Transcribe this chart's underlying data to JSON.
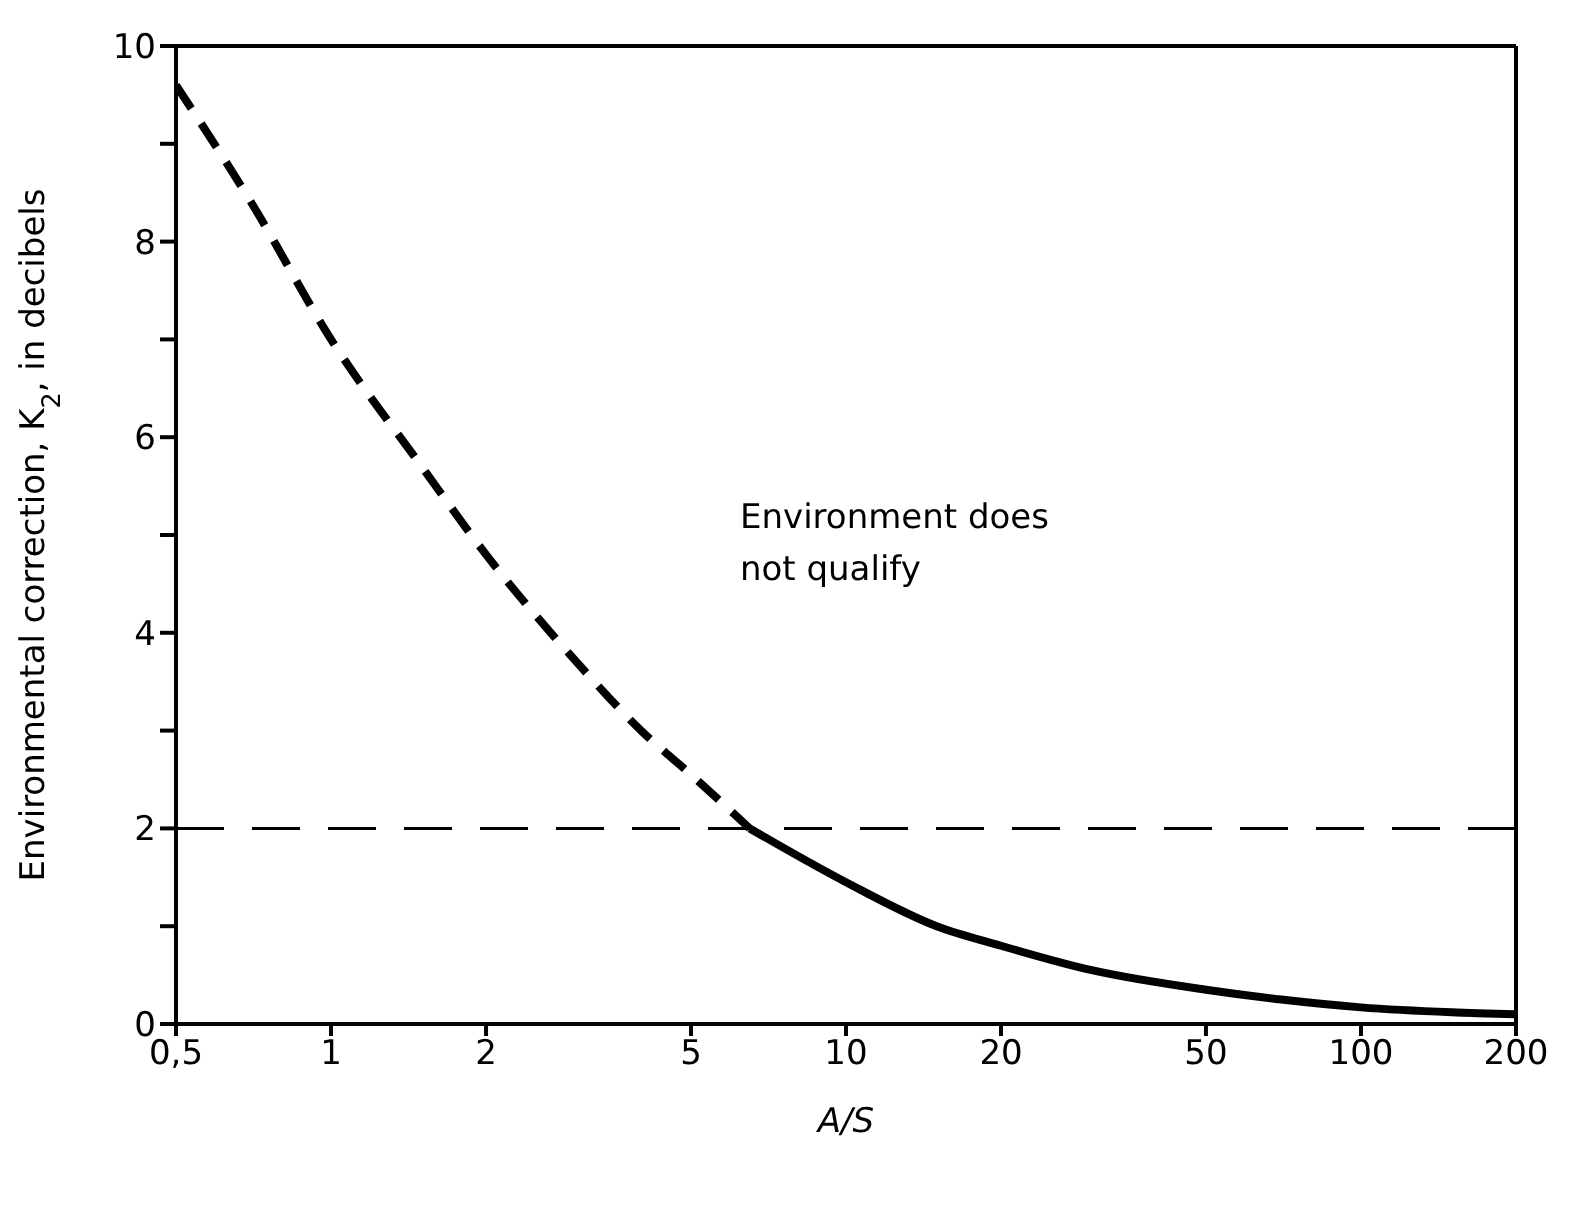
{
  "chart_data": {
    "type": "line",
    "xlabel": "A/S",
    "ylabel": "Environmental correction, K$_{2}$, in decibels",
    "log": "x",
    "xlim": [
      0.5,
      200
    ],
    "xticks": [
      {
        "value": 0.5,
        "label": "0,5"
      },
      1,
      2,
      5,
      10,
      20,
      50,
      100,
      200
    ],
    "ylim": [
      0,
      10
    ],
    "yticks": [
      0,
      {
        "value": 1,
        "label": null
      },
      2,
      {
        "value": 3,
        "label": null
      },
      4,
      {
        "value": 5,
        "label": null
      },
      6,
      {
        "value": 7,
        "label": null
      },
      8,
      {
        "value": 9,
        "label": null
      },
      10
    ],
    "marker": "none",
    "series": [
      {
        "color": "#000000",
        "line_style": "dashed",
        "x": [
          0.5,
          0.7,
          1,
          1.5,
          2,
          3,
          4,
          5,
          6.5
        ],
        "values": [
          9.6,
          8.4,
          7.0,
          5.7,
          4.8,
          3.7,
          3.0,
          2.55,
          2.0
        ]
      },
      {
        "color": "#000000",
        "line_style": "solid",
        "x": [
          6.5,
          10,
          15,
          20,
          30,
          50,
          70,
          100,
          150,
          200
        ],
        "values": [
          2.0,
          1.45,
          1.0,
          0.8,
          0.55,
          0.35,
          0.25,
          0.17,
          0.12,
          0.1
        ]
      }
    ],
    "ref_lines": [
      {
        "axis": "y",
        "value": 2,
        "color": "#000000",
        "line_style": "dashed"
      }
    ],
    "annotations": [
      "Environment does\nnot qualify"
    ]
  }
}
--
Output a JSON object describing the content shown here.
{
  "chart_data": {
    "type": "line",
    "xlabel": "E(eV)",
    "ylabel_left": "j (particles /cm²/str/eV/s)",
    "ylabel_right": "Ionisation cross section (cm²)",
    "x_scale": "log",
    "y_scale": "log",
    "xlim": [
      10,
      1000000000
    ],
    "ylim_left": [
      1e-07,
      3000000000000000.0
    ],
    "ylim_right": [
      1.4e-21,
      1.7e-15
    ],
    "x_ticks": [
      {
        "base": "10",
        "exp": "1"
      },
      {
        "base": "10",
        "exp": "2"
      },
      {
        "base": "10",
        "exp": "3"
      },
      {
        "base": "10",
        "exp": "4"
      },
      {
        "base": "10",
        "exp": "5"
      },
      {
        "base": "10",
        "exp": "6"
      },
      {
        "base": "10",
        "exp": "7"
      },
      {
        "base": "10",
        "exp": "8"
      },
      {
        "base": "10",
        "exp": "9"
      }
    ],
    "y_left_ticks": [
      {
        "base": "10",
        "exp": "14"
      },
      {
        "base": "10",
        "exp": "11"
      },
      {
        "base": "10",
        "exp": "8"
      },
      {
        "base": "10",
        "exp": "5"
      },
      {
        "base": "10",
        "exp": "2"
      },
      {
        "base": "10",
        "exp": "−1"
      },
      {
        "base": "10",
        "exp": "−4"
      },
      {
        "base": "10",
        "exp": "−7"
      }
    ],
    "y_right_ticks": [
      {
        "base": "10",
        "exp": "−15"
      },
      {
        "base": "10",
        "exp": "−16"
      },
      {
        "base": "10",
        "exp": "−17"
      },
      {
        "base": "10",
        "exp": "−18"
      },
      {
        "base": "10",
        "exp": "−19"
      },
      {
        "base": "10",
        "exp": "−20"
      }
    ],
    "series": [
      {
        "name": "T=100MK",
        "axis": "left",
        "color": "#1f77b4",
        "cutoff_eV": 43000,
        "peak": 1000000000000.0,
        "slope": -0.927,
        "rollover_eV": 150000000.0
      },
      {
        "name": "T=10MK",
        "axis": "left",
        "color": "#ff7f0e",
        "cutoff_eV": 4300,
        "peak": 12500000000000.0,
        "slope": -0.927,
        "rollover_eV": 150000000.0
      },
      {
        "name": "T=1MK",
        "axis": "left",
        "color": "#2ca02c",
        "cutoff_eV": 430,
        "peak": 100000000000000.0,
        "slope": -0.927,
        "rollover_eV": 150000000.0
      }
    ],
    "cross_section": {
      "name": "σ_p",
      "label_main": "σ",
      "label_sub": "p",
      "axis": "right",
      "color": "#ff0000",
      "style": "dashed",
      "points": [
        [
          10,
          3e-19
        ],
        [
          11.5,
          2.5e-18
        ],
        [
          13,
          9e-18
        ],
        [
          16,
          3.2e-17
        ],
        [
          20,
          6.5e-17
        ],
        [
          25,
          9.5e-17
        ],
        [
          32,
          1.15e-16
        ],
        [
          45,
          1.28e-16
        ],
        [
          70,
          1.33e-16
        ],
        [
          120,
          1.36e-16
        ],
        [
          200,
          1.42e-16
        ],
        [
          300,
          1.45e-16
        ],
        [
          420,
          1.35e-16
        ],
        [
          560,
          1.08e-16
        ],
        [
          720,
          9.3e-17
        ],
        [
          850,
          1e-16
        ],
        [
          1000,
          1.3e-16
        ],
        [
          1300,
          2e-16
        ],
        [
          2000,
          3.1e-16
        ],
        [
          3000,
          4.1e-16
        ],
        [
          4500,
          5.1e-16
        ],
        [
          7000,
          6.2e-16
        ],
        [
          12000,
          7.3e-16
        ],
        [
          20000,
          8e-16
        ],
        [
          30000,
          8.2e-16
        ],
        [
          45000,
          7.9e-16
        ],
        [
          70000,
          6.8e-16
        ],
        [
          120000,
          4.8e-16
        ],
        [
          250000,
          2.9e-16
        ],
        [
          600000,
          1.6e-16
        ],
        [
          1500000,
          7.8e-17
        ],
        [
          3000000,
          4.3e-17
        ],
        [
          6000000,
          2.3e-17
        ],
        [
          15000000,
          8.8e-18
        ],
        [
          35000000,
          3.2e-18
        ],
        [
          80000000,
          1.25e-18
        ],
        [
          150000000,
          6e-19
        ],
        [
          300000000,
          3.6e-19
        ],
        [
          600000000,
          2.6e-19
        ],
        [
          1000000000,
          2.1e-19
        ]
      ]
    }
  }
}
--
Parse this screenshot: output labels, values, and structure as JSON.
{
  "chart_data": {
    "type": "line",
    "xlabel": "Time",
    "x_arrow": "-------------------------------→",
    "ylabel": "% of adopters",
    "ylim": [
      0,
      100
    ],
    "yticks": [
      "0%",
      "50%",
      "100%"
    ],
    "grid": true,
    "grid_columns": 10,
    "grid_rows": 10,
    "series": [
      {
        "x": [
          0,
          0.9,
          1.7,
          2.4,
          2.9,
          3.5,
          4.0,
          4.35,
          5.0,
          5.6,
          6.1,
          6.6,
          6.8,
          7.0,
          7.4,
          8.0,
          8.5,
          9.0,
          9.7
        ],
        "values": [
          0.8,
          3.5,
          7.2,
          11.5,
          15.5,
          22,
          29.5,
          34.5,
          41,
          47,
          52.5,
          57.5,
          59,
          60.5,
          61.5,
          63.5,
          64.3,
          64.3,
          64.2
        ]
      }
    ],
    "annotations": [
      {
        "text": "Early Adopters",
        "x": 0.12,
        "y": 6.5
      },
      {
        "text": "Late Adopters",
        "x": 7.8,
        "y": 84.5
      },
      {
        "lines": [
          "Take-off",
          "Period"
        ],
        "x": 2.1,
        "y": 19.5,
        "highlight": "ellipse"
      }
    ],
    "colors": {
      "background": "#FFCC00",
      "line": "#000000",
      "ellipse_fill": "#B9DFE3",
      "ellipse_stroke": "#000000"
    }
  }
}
--
**Set exercise:** Extract every line of the records above that contains the word "this".

**In response:**
Transcribe this chart's underlying data to JSON.
Parse this screenshot: output labels, values, and structure as JSON.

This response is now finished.